§ **Objective**: Find all lines in the listing that include the word "wortels", then copy them.

BEGIN Data for processing

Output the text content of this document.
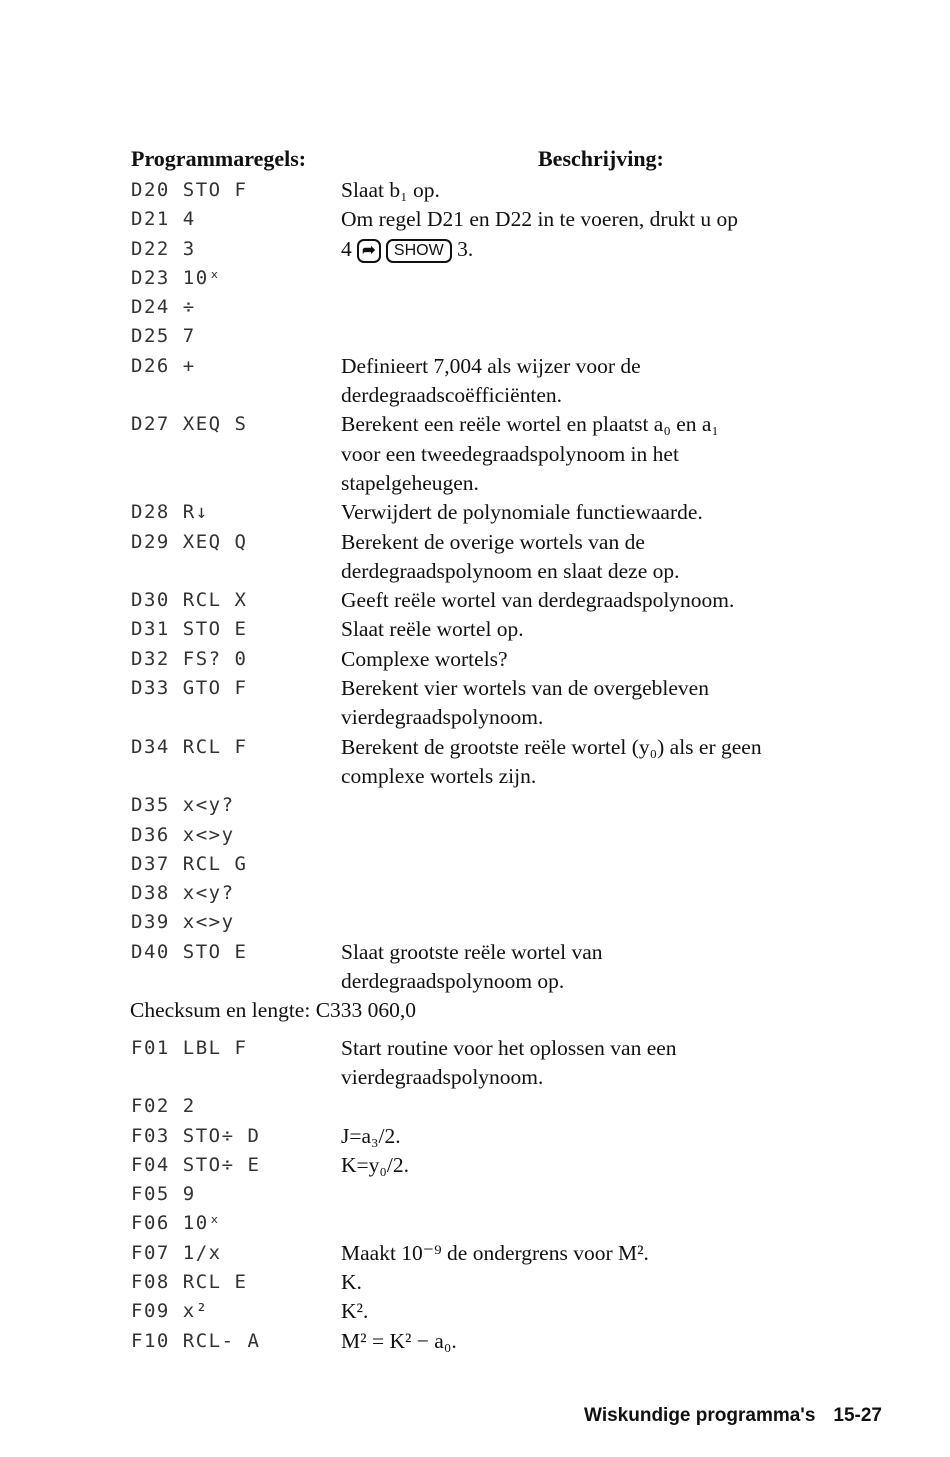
Programmaregels:	Beschrijving:
D20 STO F	Slaat b₁ op.
D21 4	Om regel D21 en D22 in te voeren, drukt u op
D22 3	4 ➦ SHOW 3.
D23 10ˣ
D24 ÷
D25 7
D26 +	Definieert 7,004 als wijzer voor de
derdegraadscoëfficiënten.
D27 XEQ S	Berekent een reële wortel en plaatst a₀ en a₁
voor een tweedegraadspolynoom in het
stapelgeheugen.
D28 R↓	Verwijdert de polynomiale functiewaarde.
D29 XEQ Q	Berekent de overige wortels van de
derdegraadspolynoom en slaat deze op.
D30 RCL X	Geeft reële wortel van derdegraadspolynoom.
D31 STO E	Slaat reële wortel op.
D32 FS? 0	Complexe wortels?
D33 GTO F	Berekent vier wortels van de overgebleven
vierdegraadspolynoom.
D34 RCL F	Berekent de grootste reële wortel (y₀) als er geen
complexe wortels zijn.
D35 x<y?
D36 x<>y
D37 RCL G
D38 x<y?
D39 x<>y
D40 STO E	Slaat grootste reële wortel van
derdegraadspolynoom op.
Checksum en lengte: C333 060,0
F01 LBL F	Start routine voor het oplossen van een
vierdegraadspolynoom.
F02 2
F03 STO÷ D	J=a₃/2.
F04 STO÷ E	K=y₀/2.
F05 9
F06 10ˣ
F07 1/x	Maakt 10⁻⁹ de ondergrens voor M².
F08 RCL E	K.
F09 x²	K².
F10 RCL- A	M² = K² − a₀.
Wiskundige programma's 15-27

END Data for processing

§ **Exercise solution**:
D29 XEQ Q	Berekent de overige wortels van de
D32 FS? 0	Complexe wortels?
D33 GTO F	Berekent vier wortels van de overgebleven
complexe wortels zijn.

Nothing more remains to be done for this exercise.